**GIVEN EXERCISE:**
Output every line below without omitting or altering anything.

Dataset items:
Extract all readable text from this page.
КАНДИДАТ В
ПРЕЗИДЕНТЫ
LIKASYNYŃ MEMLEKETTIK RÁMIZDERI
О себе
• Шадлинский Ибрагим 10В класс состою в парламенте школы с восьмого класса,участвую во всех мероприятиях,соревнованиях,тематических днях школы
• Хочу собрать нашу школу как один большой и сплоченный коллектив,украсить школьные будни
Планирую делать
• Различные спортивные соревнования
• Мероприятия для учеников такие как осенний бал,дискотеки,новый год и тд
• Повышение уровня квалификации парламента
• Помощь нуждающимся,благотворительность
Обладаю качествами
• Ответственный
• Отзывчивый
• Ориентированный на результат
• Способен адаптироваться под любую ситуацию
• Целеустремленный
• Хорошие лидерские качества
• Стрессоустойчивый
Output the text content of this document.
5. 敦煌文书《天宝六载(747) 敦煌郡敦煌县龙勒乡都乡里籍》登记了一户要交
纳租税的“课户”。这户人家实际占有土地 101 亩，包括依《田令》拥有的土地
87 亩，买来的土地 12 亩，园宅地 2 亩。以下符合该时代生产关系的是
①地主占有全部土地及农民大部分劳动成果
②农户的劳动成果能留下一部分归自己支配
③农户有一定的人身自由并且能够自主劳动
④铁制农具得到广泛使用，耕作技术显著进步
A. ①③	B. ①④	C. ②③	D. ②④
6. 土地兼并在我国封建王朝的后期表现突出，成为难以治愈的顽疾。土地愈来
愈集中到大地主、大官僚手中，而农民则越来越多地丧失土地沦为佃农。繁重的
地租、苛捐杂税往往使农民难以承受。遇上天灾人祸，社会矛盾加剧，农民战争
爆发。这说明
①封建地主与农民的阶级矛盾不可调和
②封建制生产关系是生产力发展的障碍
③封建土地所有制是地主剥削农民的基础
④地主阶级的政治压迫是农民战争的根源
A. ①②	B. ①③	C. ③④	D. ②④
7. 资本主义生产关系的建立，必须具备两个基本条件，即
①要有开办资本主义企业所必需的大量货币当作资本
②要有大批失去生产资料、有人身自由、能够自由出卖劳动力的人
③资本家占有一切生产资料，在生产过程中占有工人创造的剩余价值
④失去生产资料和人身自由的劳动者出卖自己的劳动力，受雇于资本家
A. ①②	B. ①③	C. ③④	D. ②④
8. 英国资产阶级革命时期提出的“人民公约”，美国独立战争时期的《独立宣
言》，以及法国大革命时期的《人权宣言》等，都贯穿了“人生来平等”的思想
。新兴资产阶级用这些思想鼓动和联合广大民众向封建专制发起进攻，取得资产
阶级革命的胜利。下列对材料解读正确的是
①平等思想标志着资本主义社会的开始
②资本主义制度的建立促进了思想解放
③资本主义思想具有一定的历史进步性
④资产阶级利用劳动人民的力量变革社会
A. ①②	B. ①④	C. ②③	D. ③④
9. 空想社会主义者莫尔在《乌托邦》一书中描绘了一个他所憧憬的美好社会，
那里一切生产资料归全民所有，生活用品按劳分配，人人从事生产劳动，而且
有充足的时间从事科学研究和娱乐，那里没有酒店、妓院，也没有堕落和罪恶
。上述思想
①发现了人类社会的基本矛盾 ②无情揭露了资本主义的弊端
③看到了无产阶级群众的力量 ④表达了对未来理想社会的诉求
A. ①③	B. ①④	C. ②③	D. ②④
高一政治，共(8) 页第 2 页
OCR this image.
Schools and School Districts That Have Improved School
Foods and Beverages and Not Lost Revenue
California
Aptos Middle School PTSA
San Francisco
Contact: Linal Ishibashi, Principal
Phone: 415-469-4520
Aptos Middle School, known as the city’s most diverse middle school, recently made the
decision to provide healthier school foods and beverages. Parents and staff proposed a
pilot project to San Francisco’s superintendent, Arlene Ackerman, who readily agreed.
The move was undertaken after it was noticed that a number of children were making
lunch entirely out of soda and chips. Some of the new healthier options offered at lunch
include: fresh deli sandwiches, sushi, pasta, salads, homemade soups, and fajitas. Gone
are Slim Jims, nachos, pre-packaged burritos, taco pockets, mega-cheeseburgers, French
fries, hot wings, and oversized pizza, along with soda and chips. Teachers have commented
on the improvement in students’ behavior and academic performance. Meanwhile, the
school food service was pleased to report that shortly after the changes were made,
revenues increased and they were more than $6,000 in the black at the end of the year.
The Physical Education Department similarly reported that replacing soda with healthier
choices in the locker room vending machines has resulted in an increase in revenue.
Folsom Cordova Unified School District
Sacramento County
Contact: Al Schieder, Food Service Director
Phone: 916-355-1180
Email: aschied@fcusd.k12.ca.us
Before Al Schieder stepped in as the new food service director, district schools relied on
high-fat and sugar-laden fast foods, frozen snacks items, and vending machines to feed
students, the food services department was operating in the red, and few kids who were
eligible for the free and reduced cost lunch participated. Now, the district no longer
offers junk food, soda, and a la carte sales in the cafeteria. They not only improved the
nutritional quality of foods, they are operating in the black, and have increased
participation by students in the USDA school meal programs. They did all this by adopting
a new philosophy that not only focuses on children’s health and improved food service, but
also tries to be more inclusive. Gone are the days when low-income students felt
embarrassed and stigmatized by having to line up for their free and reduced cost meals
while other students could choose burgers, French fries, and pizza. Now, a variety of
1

**TASK ANSWER:**
Extract all readable text from this page.
КАНДИДАТ В
ПРЕЗИДЕНТЫ
LIKASYNYŃ MEMLEKETTIK RÁMIZDERI
О себе
• Шадлинский Ибрагим 10В класс состою в парламенте школы с восьмого класса,участвую во всех мероприятиях,соревнованиях,тематических днях школы
• Хочу собрать нашу школу как один большой и сплоченный коллектив,украсить школьные будни
Планирую делать
• Различные спортивные соревнования
• Мероприятия для учеников такие как осенний бал,дискотеки,новый год и тд
• Повышение уровня квалификации парламента
• Помощь нуждающимся,благотворительность
Обладаю качествами
• Ответственный
• Отзывчивый
• Ориентированный на результат
• Способен адаптироваться под любую ситуацию
• Целеустремленный
• Хорошие лидерские качества
• Стрессоустойчивый
Output the text content of this document.
5. 敦煌文书《天宝六载(747) 敦煌郡敦煌县龙勒乡都乡里籍》登记了一户要交
纳租税的“课户”。这户人家实际占有土地 101 亩，包括依《田令》拥有的土地
87 亩，买来的土地 12 亩，园宅地 2 亩。以下符合该时代生产关系的是
①地主占有全部土地及农民大部分劳动成果
②农户的劳动成果能留下一部分归自己支配
③农户有一定的人身自由并且能够自主劳动
④铁制农具得到广泛使用，耕作技术显著进步
A. ①③	B. ①④	C. ②③	D. ②④
6. 土地兼并在我国封建王朝的后期表现突出，成为难以治愈的顽疾。土地愈来
愈集中到大地主、大官僚手中，而农民则越来越多地丧失土地沦为佃农。繁重的
地租、苛捐杂税往往使农民难以承受。遇上天灾人祸，社会矛盾加剧，农民战争
爆发。这说明
①封建地主与农民的阶级矛盾不可调和
②封建制生产关系是生产力发展的障碍
③封建土地所有制是地主剥削农民的基础
④地主阶级的政治压迫是农民战争的根源
A. ①②	B. ①③	C. ③④	D. ②④
7. 资本主义生产关系的建立，必须具备两个基本条件，即
①要有开办资本主义企业所必需的大量货币当作资本
②要有大批失去生产资料、有人身自由、能够自由出卖劳动力的人
③资本家占有一切生产资料，在生产过程中占有工人创造的剩余价值
④失去生产资料和人身自由的劳动者出卖自己的劳动力，受雇于资本家
A. ①②	B. ①③	C. ③④	D. ②④
8. 英国资产阶级革命时期提出的“人民公约”，美国独立战争时期的《独立宣
言》，以及法国大革命时期的《人权宣言》等，都贯穿了“人生来平等”的思想
。新兴资产阶级用这些思想鼓动和联合广大民众向封建专制发起进攻，取得资产
阶级革命的胜利。下列对材料解读正确的是
①平等思想标志着资本主义社会的开始
②资本主义制度的建立促进了思想解放
③资本主义思想具有一定的历史进步性
④资产阶级利用劳动人民的力量变革社会
A. ①②	B. ①④	C. ②③	D. ③④
9. 空想社会主义者莫尔在《乌托邦》一书中描绘了一个他所憧憬的美好社会，
那里一切生产资料归全民所有，生活用品按劳分配，人人从事生产劳动，而且
有充足的时间从事科学研究和娱乐，那里没有酒店、妓院，也没有堕落和罪恶
。上述思想
①发现了人类社会的基本矛盾 ②无情揭露了资本主义的弊端
③看到了无产阶级群众的力量 ④表达了对未来理想社会的诉求
A. ①③	B. ①④	C. ②③	D. ②④
高一政治，共(8) 页第 2 页
OCR this image.
Schools and School Districts That Have Improved School
Foods and Beverages and Not Lost Revenue
California
Aptos Middle School PTSA
San Francisco
Contact: Linal Ishibashi, Principal
Phone: 415-469-4520
Aptos Middle School, known as the city’s most diverse middle school, recently made the
decision to provide healthier school foods and beverages. Parents and staff proposed a
pilot project to San Francisco’s superintendent, Arlene Ackerman, who readily agreed.
The move was undertaken after it was noticed that a number of children were making
lunch entirely out of soda and chips. Some of the new healthier options offered at lunch
include: fresh deli sandwiches, sushi, pasta, salads, homemade soups, and fajitas. Gone
are Slim Jims, nachos, pre-packaged burritos, taco pockets, mega-cheeseburgers, French
fries, hot wings, and oversized pizza, along with soda and chips. Teachers have commented
on the improvement in students’ behavior and academic performance. Meanwhile, the
school food service was pleased to report that shortly after the changes were made,
revenues increased and they were more than $6,000 in the black at the end of the year.
The Physical Education Department similarly reported that replacing soda with healthier
choices in the locker room vending machines has resulted in an increase in revenue.
Folsom Cordova Unified School District
Sacramento County
Contact: Al Schieder, Food Service Director
Phone: 916-355-1180
Email: aschied@fcusd.k12.ca.us
Before Al Schieder stepped in as the new food service director, district schools relied on
high-fat and sugar-laden fast foods, frozen snacks items, and vending machines to feed
students, the food services department was operating in the red, and few kids who were
eligible for the free and reduced cost lunch participated. Now, the district no longer
offers junk food, soda, and a la carte sales in the cafeteria. They not only improved the
nutritional quality of foods, they are operating in the black, and have increased
participation by students in the USDA school meal programs. They did all this by adopting
a new philosophy that not only focuses on children’s health and improved food service, but
also tries to be more inclusive. Gone are the days when low-income students felt
embarrassed and stigmatized by having to line up for their free and reduced cost meals
while other students could choose burgers, French fries, and pizza. Now, a variety of
1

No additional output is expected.